▼▼▼
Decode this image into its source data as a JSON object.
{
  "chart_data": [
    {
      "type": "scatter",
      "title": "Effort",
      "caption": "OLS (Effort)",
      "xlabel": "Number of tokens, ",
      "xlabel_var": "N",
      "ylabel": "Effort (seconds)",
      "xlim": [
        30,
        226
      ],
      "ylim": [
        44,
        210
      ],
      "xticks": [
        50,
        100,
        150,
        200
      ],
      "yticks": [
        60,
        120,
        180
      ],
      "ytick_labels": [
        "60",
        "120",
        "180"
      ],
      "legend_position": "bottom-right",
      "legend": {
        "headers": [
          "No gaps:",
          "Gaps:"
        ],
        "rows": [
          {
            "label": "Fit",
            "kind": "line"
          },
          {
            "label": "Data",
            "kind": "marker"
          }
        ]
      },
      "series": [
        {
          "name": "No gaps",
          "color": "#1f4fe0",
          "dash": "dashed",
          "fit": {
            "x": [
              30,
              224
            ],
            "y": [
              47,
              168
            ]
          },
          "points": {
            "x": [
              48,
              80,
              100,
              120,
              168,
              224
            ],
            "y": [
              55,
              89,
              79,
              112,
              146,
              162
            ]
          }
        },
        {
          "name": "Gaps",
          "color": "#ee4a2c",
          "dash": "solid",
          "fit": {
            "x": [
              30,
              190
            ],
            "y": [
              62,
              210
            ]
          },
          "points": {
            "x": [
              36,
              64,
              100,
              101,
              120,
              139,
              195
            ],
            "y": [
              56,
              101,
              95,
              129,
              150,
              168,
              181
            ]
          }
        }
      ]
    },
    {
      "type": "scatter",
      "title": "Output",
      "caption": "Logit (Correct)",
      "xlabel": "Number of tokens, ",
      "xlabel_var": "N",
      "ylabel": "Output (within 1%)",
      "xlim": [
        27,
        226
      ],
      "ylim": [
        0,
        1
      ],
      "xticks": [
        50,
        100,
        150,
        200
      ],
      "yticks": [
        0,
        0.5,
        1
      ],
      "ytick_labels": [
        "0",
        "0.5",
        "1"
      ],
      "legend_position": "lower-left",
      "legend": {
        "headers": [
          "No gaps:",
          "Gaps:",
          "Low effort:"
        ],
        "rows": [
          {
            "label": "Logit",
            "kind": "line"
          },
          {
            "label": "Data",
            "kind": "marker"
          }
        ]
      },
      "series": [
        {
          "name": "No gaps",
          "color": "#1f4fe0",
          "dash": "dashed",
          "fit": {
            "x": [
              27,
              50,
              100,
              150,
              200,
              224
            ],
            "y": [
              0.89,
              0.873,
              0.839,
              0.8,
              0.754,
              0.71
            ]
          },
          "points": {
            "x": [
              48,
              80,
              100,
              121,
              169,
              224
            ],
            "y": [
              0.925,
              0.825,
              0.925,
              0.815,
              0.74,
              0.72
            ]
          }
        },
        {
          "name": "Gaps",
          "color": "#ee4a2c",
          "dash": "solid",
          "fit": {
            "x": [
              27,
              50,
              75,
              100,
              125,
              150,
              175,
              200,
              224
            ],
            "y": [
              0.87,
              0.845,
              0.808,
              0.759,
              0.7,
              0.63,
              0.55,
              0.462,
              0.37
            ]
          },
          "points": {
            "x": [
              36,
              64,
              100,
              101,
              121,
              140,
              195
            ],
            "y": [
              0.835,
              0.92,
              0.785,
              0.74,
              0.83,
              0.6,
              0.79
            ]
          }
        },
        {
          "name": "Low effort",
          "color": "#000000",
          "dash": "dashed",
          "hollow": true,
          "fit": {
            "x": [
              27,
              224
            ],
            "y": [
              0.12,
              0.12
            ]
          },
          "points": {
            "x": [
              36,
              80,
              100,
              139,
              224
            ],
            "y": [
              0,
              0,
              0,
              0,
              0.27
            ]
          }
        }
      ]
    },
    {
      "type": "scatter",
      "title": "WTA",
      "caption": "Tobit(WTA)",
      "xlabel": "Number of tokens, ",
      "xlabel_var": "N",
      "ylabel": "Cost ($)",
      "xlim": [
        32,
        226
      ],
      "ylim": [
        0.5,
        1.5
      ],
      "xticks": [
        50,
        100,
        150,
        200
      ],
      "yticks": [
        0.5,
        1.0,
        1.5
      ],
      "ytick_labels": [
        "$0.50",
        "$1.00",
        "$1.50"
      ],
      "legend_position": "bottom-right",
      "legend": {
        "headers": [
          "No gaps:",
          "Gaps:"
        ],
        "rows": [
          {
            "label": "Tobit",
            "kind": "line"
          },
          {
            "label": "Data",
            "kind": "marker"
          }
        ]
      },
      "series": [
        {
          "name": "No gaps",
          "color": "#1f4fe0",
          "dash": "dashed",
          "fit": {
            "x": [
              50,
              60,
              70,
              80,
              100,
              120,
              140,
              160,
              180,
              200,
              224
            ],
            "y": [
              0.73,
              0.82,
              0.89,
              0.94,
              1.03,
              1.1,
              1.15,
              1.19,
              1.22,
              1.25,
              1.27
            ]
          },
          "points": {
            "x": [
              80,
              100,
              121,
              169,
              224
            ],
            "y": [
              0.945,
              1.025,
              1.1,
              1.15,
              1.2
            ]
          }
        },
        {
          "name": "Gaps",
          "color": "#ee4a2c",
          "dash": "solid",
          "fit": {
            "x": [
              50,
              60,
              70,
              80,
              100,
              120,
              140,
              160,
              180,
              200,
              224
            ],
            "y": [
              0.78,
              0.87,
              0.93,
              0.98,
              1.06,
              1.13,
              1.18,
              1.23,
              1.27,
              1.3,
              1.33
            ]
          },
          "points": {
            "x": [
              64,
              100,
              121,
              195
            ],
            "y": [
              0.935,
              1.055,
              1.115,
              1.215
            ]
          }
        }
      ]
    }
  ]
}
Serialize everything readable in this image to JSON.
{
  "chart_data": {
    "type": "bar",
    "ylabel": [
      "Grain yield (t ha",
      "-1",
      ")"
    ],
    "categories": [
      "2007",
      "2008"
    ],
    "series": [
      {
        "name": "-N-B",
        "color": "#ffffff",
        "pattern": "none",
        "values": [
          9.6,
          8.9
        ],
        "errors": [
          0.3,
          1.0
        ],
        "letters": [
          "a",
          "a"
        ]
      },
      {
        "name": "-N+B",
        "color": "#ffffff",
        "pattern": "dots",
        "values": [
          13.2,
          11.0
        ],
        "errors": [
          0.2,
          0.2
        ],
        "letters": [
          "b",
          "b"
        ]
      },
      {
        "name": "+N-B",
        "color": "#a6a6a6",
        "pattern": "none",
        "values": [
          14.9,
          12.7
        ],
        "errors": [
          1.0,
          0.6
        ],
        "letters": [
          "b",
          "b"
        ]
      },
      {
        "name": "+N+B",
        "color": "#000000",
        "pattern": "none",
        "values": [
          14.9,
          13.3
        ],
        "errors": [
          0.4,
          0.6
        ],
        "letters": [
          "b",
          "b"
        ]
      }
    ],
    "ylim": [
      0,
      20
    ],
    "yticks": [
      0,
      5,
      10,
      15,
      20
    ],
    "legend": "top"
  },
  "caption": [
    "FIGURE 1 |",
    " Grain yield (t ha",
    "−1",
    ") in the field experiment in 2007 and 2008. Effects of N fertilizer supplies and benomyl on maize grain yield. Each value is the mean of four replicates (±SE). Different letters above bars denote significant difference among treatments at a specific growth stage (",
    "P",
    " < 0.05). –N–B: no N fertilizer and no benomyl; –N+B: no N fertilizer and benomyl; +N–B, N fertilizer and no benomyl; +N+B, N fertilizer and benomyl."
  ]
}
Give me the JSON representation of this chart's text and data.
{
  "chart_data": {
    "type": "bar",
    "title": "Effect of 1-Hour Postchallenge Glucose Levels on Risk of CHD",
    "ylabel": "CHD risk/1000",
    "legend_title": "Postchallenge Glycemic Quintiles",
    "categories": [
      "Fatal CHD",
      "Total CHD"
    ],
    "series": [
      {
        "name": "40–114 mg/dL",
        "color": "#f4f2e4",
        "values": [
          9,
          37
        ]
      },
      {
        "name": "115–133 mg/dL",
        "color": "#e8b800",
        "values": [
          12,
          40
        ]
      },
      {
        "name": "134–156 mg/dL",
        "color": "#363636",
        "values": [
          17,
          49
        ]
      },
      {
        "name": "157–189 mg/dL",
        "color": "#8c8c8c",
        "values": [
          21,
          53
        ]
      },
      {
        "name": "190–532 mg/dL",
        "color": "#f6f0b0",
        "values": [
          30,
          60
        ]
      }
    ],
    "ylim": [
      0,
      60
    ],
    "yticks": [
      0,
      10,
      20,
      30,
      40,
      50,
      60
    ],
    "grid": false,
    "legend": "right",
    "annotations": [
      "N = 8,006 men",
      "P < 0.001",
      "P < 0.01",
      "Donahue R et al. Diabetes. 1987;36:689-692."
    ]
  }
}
▲▲▲
▶ [Problem to work on]:
Locate the line with "Give me the" in the entries above; extract it and every line after it, verbatim.

▶ [Output for this task]:
Give me the JSON representation of this chart's text and data.
{
  "chart_data": {
    "type": "bar",
    "title": "Effect of 1-Hour Postchallenge Glucose Levels on Risk of CHD",
    "ylabel": "CHD risk/1000",
    "legend_title": "Postchallenge Glycemic Quintiles",
    "categories": [
      "Fatal CHD",
      "Total CHD"
    ],
    "series": [
      {
        "name": "40–114 mg/dL",
        "color": "#f4f2e4",
        "values": [
          9,
          37
        ]
      },
      {
        "name": "115–133 mg/dL",
        "color": "#e8b800",
        "values": [
          12,
          40
        ]
      },
      {
        "name": "134–156 mg/dL",
        "color": "#363636",
        "values": [
          17,
          49
        ]
      },
      {
        "name": "157–189 mg/dL",
        "color": "#8c8c8c",
        "values": [
          21,
          53
        ]
      },
      {
        "name": "190–532 mg/dL",
        "color": "#f6f0b0",
        "values": [
          30,
          60
        ]
      }
    ],
    "ylim": [
      0,
      60
    ],
    "yticks": [
      0,
      10,
      20,
      30,
      40,
      50,
      60
    ],
    "grid": false,
    "legend": "right",
    "annotations": [
      "N = 8,006 men",
      "P < 0.001",
      "P < 0.01",
      "Donahue R et al. Diabetes. 1987;36:689-692."
    ]
  }
}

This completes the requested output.